-------- The input --------

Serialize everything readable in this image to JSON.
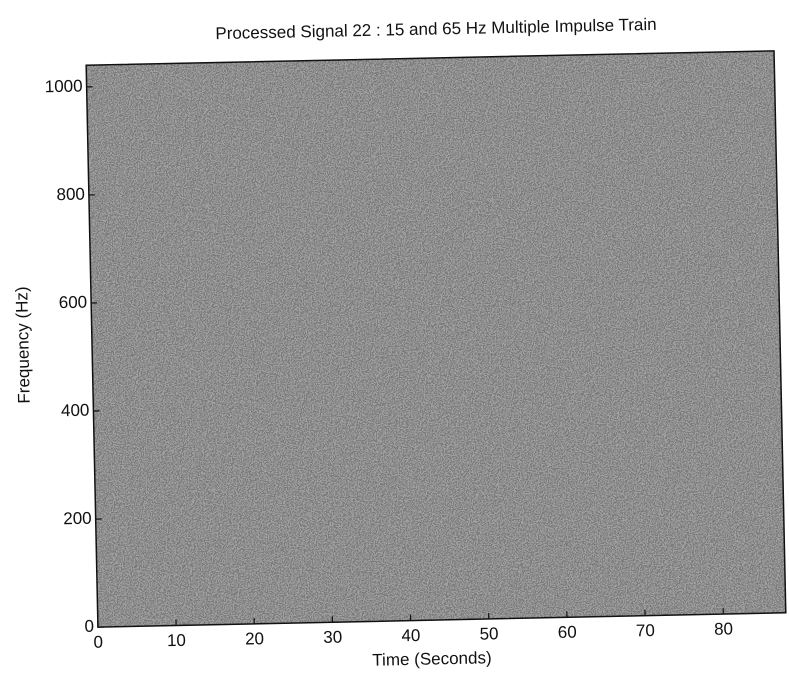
{
  "chart_data": {
    "type": "spectrogram",
    "title": "Processed Signal 22 : 15 and 65 Hz Multiple Impulse Train",
    "x_label": "Time (Seconds)",
    "y_label": "Frequency (Hz)",
    "xlim": [
      0,
      88
    ],
    "xticks": [
      0,
      10,
      20,
      30,
      40,
      50,
      60,
      70,
      80
    ],
    "ylim": [
      0,
      1040
    ],
    "yticks": [
      0,
      200,
      400,
      600,
      800,
      1000
    ]
  }
}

--------

Transcribe all of the entries word for word, but skip any pictures they contain.

Serialize everything readable in this image to JSON.
{
  "chart_data": {
    "type": "spectrogram",
    "title": "Processed Signal 22 : 15 and 65 Hz Multiple Impulse Train",
    "x_label": "Time (Seconds)",
    "y_label": "Frequency (Hz)",
    "xlim": [
      0,
      88
    ],
    "xticks": [
      0,
      10,
      20,
      30,
      40,
      50,
      60,
      70,
      80
    ],
    "ylim": [
      0,
      1040
    ],
    "yticks": [
      0,
      200,
      400,
      600,
      800,
      1000
    ]
  }
}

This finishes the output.